PROBLEM | Set each record down exactly, excluding all images.

DATA SHOWN |
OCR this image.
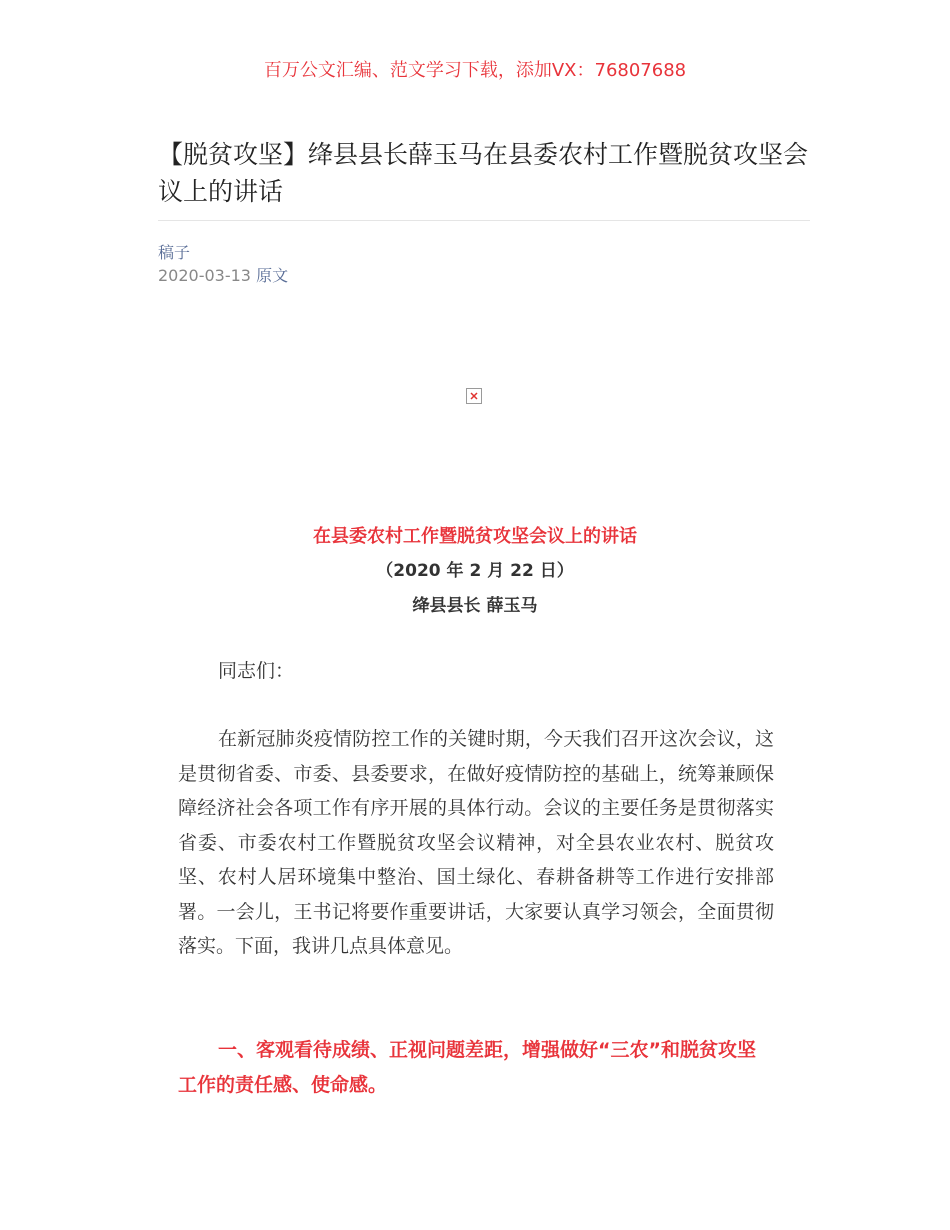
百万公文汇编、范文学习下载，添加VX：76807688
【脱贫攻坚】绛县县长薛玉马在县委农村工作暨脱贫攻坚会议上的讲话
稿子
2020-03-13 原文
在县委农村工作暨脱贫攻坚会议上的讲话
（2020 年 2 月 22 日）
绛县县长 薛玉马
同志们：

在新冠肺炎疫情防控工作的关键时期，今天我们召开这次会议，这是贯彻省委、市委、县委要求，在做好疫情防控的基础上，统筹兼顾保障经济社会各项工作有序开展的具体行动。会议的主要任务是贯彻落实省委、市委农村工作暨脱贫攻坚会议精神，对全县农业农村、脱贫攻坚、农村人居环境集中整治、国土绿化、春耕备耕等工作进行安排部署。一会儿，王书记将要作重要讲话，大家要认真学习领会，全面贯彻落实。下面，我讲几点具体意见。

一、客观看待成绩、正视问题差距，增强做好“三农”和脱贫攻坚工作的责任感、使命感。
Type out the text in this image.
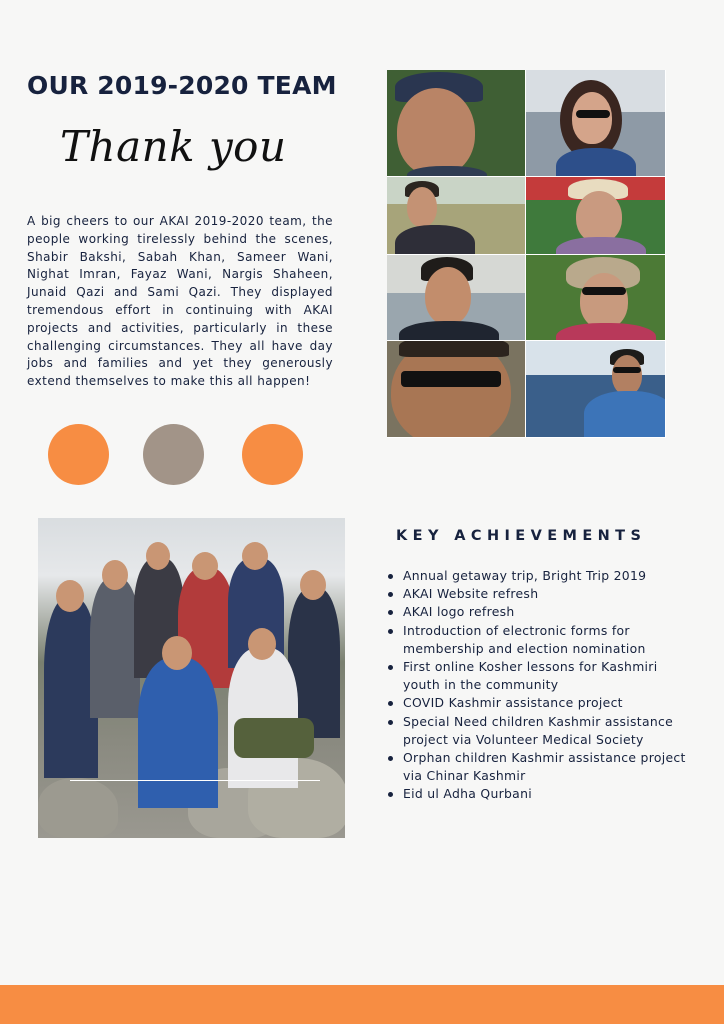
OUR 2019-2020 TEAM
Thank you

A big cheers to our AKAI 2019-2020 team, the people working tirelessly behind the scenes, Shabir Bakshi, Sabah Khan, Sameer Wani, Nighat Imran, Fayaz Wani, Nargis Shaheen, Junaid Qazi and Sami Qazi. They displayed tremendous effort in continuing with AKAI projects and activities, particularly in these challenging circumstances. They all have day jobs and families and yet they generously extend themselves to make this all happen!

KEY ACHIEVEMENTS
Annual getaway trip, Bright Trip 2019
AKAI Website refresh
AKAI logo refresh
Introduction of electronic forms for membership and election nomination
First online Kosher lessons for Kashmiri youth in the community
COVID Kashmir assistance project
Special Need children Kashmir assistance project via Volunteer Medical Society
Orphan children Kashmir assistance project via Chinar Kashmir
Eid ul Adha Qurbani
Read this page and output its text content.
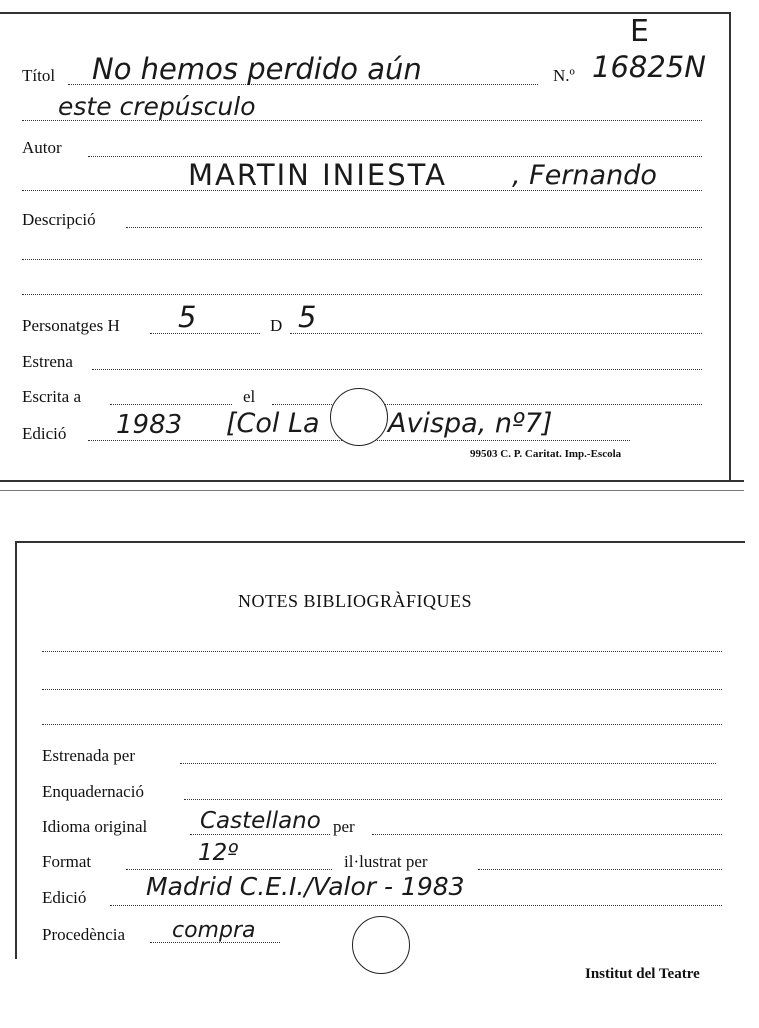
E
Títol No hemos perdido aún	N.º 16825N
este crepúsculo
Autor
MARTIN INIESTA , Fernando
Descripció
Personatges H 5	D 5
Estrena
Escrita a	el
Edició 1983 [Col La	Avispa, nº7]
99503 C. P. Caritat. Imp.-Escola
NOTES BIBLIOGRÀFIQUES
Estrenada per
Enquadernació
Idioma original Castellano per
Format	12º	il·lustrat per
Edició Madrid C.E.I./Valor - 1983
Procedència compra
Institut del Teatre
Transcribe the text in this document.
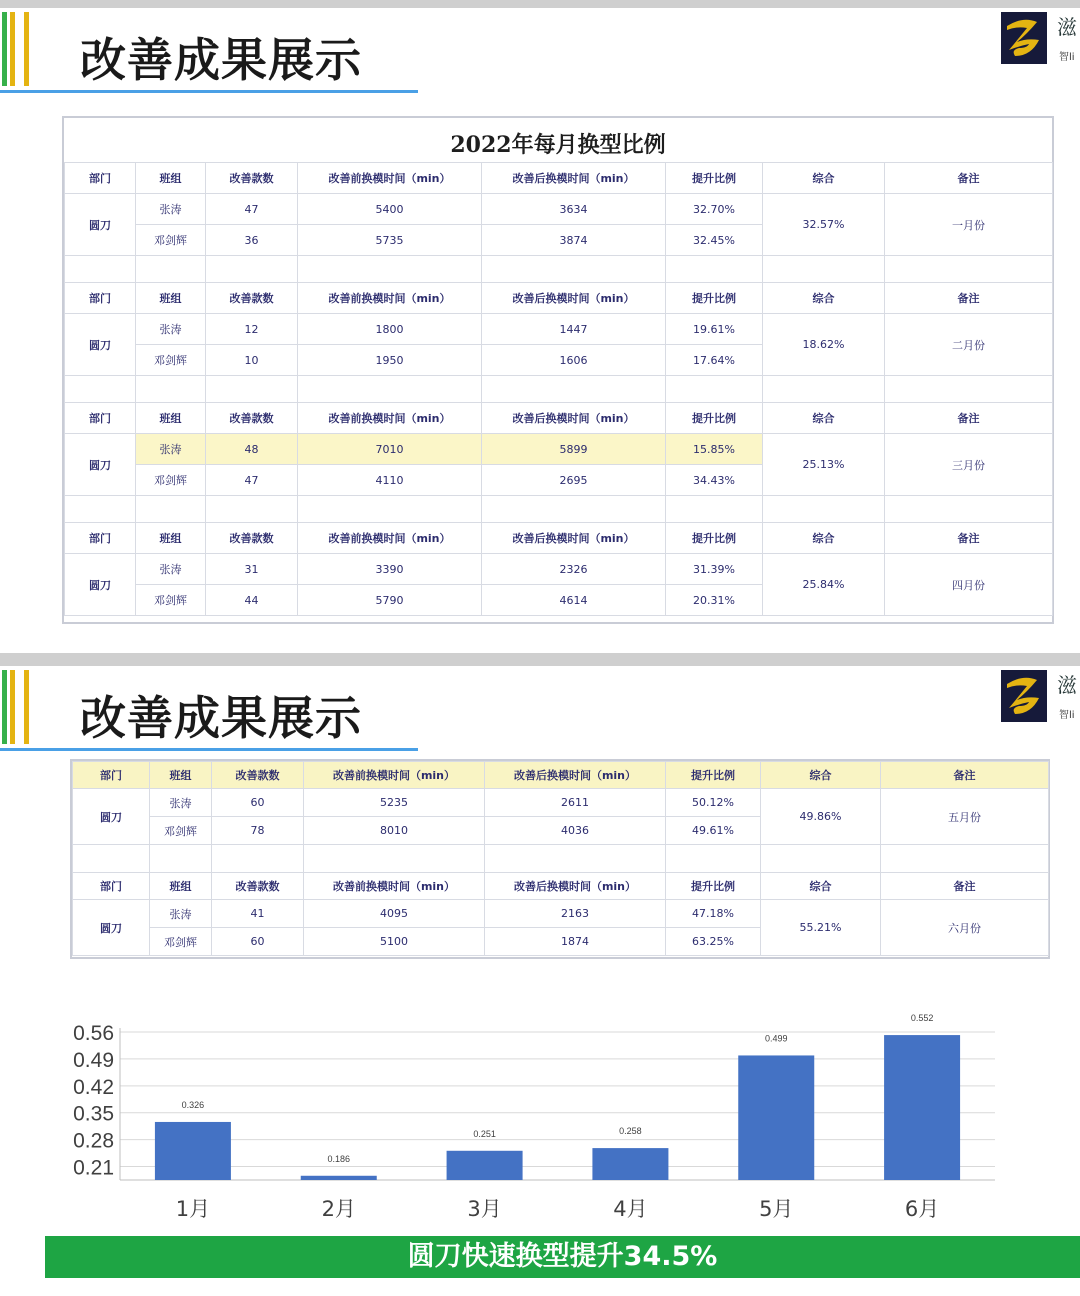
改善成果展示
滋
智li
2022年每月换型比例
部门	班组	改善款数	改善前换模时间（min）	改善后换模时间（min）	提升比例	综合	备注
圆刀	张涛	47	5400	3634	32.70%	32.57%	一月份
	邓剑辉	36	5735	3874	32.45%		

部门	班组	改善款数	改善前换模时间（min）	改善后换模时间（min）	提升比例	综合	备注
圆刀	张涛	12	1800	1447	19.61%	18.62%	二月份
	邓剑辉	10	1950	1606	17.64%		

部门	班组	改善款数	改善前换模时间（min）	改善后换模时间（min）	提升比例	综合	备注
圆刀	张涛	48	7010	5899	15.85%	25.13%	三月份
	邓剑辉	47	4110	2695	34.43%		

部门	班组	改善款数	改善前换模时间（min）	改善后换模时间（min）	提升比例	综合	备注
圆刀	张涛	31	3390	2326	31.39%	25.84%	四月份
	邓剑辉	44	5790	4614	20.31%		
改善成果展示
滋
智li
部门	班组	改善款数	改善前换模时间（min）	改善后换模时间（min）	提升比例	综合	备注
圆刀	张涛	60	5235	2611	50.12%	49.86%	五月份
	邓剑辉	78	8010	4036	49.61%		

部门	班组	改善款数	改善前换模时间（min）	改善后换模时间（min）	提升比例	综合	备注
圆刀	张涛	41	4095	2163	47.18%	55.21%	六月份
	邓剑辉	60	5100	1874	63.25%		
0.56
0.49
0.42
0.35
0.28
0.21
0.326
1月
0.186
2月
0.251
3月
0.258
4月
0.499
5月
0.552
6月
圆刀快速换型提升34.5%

OUTPUT |
OCR this image.
百万公文汇编、范文学习下载，添加VX：76807688
【脱贫攻坚】绛县县长薛玉马在县委农村工作暨脱贫攻坚会议上的讲话
稿子
2020-03-13 原文
在县委农村工作暨脱贫攻坚会议上的讲话
（2020 年 2 月 22 日）
绛县县长 薛玉马
同志们：

在新冠肺炎疫情防控工作的关键时期，今天我们召开这次会议，这是贯彻省委、市委、县委要求，在做好疫情防控的基础上，统筹兼顾保障经济社会各项工作有序开展的具体行动。会议的主要任务是贯彻落实省委、市委农村工作暨脱贫攻坚会议精神，对全县农业农村、脱贫攻坚、农村人居环境集中整治、国土绿化、春耕备耕等工作进行安排部署。一会儿，王书记将要作重要讲话，大家要认真学习领会，全面贯彻落实。下面，我讲几点具体意见。

一、客观看待成绩、正视问题差距，增强做好“三农”和脱贫攻坚工作的责任感、使命感。
Type out the text in this image.
OUR 2019-2020 TEAM
Thank you

A big cheers to our AKAI 2019-2020 team, the people working tirelessly behind the scenes, Shabir Bakshi, Sabah Khan, Sameer Wani, Nighat Imran, Fayaz Wani, Nargis Shaheen, Junaid Qazi and Sami Qazi. They displayed tremendous effort in continuing with AKAI projects and activities, particularly in these challenging circumstances. They all have day jobs and families and yet they generously extend themselves to make this all happen!

KEY ACHIEVEMENTS
Annual getaway trip, Bright Trip 2019
AKAI Website refresh
AKAI logo refresh
Introduction of electronic forms for membership and election nomination
First online Kosher lessons for Kashmiri youth in the community
COVID Kashmir assistance project
Special Need children Kashmir assistance project via Volunteer Medical Society
Orphan children Kashmir assistance project via Chinar Kashmir
Eid ul Adha Qurbani
Read this page and output its text content.
E
Títol No hemos perdido aún	N.º 16825N
este crepúsculo
Autor
MARTIN INIESTA , Fernando
Descripció
Personatges H 5	D 5
Estrena
Escrita a	el
Edició 1983 [Col La	Avispa, nº7]
99503 C. P. Caritat. Imp.-Escola
NOTES BIBLIOGRÀFIQUES
Estrenada per
Enquadernació
Idioma original Castellano per
Format	12º	il·lustrat per
Edició Madrid C.E.I./Valor - 1983
Procedència compra
Institut del Teatre
Transcribe the text in this document.
改善成果展示
滋
智li
2022年每月换型比例
部门	班组	改善款数	改善前换模时间（min）	改善后换模时间（min）	提升比例	综合	备注
圆刀	张涛	47	5400	3634	32.70%	32.57%	一月份
	邓剑辉	36	5735	3874	32.45%		

部门	班组	改善款数	改善前换模时间（min）	改善后换模时间（min）	提升比例	综合	备注
圆刀	张涛	12	1800	1447	19.61%	18.62%	二月份
	邓剑辉	10	1950	1606	17.64%		

部门	班组	改善款数	改善前换模时间（min）	改善后换模时间（min）	提升比例	综合	备注
圆刀	张涛	48	7010	5899	15.85%	25.13%	三月份
	邓剑辉	47	4110	2695	34.43%		

部门	班组	改善款数	改善前换模时间（min）	改善后换模时间（min）	提升比例	综合	备注
圆刀	张涛	31	3390	2326	31.39%	25.84%	四月份
	邓剑辉	44	5790	4614	20.31%		
改善成果展示
滋
智li
部门	班组	改善款数	改善前换模时间（min）	改善后换模时间（min）	提升比例	综合	备注
圆刀	张涛	60	5235	2611	50.12%	49.86%	五月份
	邓剑辉	78	8010	4036	49.61%		

部门	班组	改善款数	改善前换模时间（min）	改善后换模时间（min）	提升比例	综合	备注
圆刀	张涛	41	4095	2163	47.18%	55.21%	六月份
	邓剑辉	60	5100	1874	63.25%		
0.56
0.49
0.42
0.35
0.28
0.21
0.326
1月
0.186
2月
0.251
3月
0.258
4月
0.499
5月
0.552
6月
圆刀快速换型提升34.5%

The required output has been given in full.